**Aim**
Sort through the entries below and pull out lines containing the word "include".

Dataset items
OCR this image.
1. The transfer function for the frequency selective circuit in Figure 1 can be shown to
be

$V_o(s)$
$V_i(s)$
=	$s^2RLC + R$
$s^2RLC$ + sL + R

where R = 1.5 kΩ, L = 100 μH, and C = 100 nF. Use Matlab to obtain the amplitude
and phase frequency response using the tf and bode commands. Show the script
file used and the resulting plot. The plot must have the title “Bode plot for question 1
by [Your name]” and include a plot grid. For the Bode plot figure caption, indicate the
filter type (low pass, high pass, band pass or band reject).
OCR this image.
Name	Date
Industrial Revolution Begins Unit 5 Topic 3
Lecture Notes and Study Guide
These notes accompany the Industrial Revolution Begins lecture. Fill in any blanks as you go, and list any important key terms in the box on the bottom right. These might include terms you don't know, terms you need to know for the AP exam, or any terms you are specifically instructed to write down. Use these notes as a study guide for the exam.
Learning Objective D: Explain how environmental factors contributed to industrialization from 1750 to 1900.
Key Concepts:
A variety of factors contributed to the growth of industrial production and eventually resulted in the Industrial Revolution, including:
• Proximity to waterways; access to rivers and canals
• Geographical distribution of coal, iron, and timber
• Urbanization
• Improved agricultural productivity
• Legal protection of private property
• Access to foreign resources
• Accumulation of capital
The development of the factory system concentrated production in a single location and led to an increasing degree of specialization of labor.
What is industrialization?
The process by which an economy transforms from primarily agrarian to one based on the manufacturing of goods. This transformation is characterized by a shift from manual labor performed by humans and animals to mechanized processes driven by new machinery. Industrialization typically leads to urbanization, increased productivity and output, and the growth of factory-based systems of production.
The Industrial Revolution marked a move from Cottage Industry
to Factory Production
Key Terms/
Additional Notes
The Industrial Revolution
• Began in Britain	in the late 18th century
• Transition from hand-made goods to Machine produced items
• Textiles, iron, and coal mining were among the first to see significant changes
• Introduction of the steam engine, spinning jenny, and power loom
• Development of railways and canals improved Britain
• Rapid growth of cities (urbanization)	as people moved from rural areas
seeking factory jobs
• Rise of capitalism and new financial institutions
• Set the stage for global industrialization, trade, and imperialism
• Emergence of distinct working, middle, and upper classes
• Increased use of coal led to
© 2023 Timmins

**Solved exercise**
by [Your name]” and include a plot grid. For the Bode plot figure caption, indicate the
These notes accompany the Industrial Revolution Begins lecture. Fill in any blanks as you go, and list any important key terms in the box on the bottom right. These might include terms you don't know, terms you need to know for the AP exam, or any terms you are specifically instructed to write down. Use these notes as a study guide for the exam.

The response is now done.